#### [Given records]
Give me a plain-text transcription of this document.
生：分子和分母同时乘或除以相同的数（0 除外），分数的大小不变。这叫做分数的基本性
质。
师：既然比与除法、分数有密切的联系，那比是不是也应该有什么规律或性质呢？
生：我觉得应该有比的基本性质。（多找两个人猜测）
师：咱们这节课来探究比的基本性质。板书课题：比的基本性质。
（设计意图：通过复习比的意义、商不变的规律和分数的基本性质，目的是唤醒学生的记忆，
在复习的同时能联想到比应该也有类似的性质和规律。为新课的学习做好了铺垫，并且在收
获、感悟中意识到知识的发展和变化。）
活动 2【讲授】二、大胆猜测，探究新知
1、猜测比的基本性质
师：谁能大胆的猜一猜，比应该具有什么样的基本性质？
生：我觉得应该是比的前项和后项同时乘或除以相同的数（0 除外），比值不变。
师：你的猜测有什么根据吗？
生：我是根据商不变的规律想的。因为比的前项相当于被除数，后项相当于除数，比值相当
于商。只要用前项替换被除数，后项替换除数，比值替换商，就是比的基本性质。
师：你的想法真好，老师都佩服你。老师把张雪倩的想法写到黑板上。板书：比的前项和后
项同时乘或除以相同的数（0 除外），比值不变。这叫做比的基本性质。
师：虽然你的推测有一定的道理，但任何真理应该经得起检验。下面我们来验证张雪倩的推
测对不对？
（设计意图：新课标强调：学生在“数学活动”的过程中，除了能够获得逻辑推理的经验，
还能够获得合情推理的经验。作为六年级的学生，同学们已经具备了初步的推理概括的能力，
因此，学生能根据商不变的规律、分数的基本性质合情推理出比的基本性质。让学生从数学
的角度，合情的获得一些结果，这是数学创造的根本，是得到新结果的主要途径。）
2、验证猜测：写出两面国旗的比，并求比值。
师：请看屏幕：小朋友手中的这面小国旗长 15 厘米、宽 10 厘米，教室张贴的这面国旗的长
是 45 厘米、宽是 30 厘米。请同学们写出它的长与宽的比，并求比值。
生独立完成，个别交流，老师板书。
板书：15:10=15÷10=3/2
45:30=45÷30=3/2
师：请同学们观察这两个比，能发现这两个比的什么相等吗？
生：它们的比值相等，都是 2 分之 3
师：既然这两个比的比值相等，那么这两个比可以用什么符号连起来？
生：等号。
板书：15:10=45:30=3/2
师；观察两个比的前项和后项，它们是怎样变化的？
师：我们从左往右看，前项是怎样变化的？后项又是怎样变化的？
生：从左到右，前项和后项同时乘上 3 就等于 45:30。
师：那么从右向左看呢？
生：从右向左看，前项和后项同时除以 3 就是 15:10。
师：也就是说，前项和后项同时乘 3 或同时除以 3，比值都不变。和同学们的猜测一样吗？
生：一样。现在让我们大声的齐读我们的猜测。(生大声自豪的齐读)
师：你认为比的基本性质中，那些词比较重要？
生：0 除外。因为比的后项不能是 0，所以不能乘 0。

#### [Task brief]
Write out every record verbatim.

#### [The completed task]
Give me a plain-text transcription of this document.
生：分子和分母同时乘或除以相同的数（0 除外），分数的大小不变。这叫做分数的基本性
质。
师：既然比与除法、分数有密切的联系，那比是不是也应该有什么规律或性质呢？
生：我觉得应该有比的基本性质。（多找两个人猜测）
师：咱们这节课来探究比的基本性质。板书课题：比的基本性质。
（设计意图：通过复习比的意义、商不变的规律和分数的基本性质，目的是唤醒学生的记忆，
在复习的同时能联想到比应该也有类似的性质和规律。为新课的学习做好了铺垫，并且在收
获、感悟中意识到知识的发展和变化。）
活动 2【讲授】二、大胆猜测，探究新知
1、猜测比的基本性质
师：谁能大胆的猜一猜，比应该具有什么样的基本性质？
生：我觉得应该是比的前项和后项同时乘或除以相同的数（0 除外），比值不变。
师：你的猜测有什么根据吗？
生：我是根据商不变的规律想的。因为比的前项相当于被除数，后项相当于除数，比值相当
于商。只要用前项替换被除数，后项替换除数，比值替换商，就是比的基本性质。
师：你的想法真好，老师都佩服你。老师把张雪倩的想法写到黑板上。板书：比的前项和后
项同时乘或除以相同的数（0 除外），比值不变。这叫做比的基本性质。
师：虽然你的推测有一定的道理，但任何真理应该经得起检验。下面我们来验证张雪倩的推
测对不对？
（设计意图：新课标强调：学生在“数学活动”的过程中，除了能够获得逻辑推理的经验，
还能够获得合情推理的经验。作为六年级的学生，同学们已经具备了初步的推理概括的能力，
因此，学生能根据商不变的规律、分数的基本性质合情推理出比的基本性质。让学生从数学
的角度，合情的获得一些结果，这是数学创造的根本，是得到新结果的主要途径。）
2、验证猜测：写出两面国旗的比，并求比值。
师：请看屏幕：小朋友手中的这面小国旗长 15 厘米、宽 10 厘米，教室张贴的这面国旗的长
是 45 厘米、宽是 30 厘米。请同学们写出它的长与宽的比，并求比值。
生独立完成，个别交流，老师板书。
板书：15:10=15÷10=3/2
45:30=45÷30=3/2
师：请同学们观察这两个比，能发现这两个比的什么相等吗？
生：它们的比值相等，都是 2 分之 3
师：既然这两个比的比值相等，那么这两个比可以用什么符号连起来？
生：等号。
板书：15:10=45:30=3/2
师；观察两个比的前项和后项，它们是怎样变化的？
师：我们从左往右看，前项是怎样变化的？后项又是怎样变化的？
生：从左到右，前项和后项同时乘上 3 就等于 45:30。
师：那么从右向左看呢？
生：从右向左看，前项和后项同时除以 3 就是 15:10。
师：也就是说，前项和后项同时乘 3 或同时除以 3，比值都不变。和同学们的猜测一样吗？
生：一样。现在让我们大声的齐读我们的猜测。(生大声自豪的齐读)
师：你认为比的基本性质中，那些词比较重要？
生：0 除外。因为比的后项不能是 0，所以不能乘 0。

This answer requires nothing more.